►
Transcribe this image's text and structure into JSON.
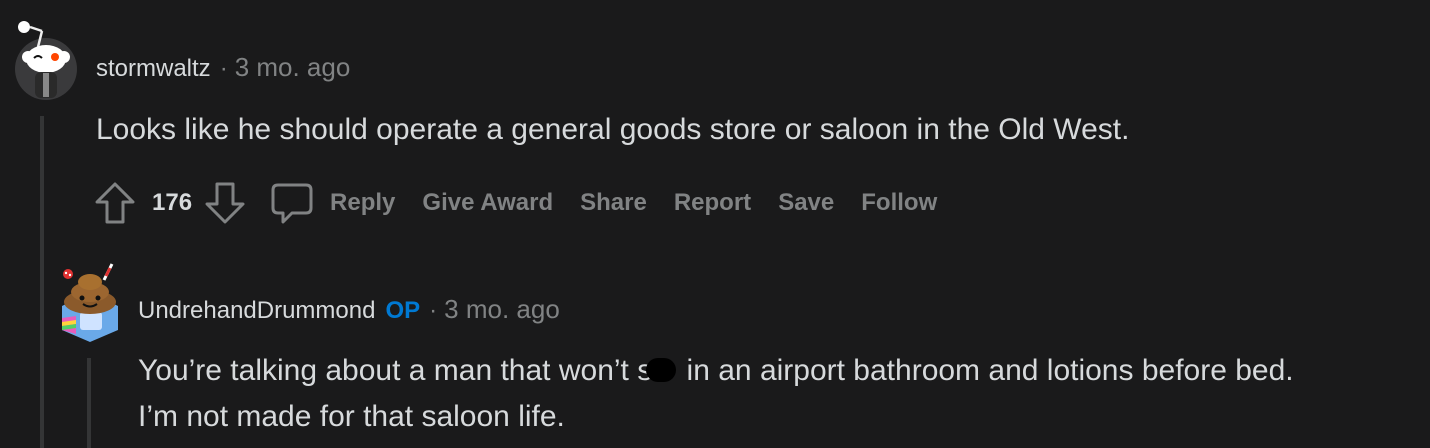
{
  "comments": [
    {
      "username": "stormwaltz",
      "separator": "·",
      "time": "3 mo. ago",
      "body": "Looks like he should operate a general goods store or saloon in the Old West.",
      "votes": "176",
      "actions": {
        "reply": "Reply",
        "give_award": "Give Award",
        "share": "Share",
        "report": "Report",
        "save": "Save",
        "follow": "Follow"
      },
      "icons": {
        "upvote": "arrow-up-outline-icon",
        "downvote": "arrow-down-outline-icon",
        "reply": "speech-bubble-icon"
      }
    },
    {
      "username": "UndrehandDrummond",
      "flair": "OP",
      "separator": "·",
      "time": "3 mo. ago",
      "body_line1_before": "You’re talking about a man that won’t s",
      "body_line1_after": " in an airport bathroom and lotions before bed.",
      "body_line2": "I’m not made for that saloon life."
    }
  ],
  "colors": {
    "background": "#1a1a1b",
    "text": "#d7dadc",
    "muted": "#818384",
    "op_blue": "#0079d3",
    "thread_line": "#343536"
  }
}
◄
►
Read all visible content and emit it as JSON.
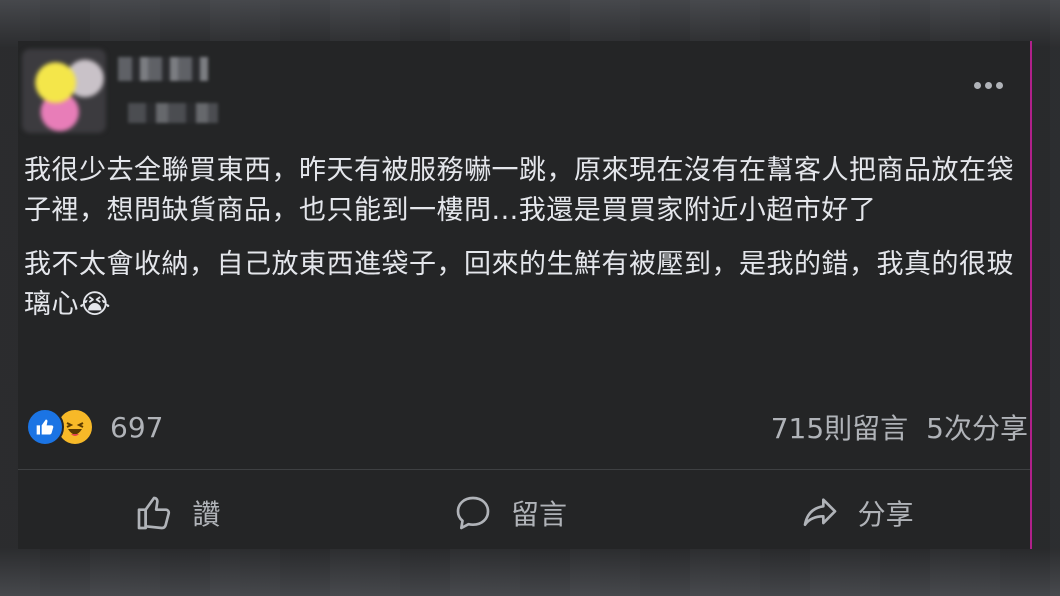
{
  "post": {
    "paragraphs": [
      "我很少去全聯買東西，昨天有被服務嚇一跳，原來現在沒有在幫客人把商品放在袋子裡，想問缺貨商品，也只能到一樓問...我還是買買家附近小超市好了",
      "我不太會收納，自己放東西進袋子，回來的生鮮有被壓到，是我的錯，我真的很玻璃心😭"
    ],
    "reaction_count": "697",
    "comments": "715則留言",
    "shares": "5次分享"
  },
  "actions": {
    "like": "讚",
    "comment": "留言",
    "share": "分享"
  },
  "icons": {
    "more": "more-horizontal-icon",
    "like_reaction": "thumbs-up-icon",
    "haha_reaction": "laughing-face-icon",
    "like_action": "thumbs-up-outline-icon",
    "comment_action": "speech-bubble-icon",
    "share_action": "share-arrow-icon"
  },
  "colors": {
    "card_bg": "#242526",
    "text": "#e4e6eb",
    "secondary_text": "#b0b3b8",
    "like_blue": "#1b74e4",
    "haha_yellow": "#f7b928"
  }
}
◄
Problem description
Extract lines where the string "username" occurs.

Response below
      "username": "stormwaltz",
      "username": "UndrehandDrummond",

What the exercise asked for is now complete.